Records that describe figures
- - - -
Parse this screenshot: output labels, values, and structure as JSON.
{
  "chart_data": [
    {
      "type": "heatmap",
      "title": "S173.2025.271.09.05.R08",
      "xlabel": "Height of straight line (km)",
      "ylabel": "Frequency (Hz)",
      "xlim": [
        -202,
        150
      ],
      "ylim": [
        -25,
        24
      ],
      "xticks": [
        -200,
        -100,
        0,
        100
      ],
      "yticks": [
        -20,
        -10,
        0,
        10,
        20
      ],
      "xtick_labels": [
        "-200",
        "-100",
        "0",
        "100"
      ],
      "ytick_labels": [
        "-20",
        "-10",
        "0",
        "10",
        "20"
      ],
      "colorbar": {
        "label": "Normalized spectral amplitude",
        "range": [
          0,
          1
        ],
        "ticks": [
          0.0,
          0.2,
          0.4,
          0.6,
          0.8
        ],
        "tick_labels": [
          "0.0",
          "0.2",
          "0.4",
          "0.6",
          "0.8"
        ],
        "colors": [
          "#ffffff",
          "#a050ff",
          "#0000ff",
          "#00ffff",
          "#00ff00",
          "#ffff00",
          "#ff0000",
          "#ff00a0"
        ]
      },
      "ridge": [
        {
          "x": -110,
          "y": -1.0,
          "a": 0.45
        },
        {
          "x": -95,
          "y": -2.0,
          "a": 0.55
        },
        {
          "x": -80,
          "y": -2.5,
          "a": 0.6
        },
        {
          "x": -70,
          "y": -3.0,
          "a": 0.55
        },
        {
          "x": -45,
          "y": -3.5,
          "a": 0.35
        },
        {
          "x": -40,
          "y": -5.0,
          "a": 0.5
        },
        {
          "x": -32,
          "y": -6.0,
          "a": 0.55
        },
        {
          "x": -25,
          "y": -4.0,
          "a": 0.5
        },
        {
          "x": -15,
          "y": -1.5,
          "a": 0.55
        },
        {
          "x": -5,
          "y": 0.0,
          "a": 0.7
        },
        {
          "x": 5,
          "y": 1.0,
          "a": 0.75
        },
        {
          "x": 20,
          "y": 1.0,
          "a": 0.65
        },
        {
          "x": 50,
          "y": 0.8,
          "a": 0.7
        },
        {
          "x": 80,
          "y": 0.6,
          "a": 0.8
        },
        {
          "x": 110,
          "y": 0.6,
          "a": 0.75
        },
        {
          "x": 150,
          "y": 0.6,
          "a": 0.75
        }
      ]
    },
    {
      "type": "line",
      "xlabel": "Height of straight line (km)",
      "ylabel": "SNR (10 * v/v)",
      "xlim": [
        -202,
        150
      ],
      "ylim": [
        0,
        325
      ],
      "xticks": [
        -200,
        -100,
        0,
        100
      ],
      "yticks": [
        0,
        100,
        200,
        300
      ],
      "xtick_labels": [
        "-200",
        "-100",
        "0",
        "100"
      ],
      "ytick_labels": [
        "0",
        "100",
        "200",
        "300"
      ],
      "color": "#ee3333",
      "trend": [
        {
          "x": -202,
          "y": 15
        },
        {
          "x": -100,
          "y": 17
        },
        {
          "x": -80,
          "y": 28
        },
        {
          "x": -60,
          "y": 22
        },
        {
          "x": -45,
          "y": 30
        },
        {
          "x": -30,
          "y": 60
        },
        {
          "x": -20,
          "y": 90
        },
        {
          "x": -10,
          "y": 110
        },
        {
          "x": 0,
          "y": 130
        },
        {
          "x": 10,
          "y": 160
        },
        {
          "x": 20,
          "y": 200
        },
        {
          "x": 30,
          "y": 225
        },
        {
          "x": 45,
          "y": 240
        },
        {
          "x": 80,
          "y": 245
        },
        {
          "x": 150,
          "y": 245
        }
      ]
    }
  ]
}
- - - -
Objective: Each line in the entries above that includes the string "ylabel" should be extracted.

Written reply:
      "ylabel": "Frequency (Hz)",
      "ylabel": "SNR (10 * v/v)",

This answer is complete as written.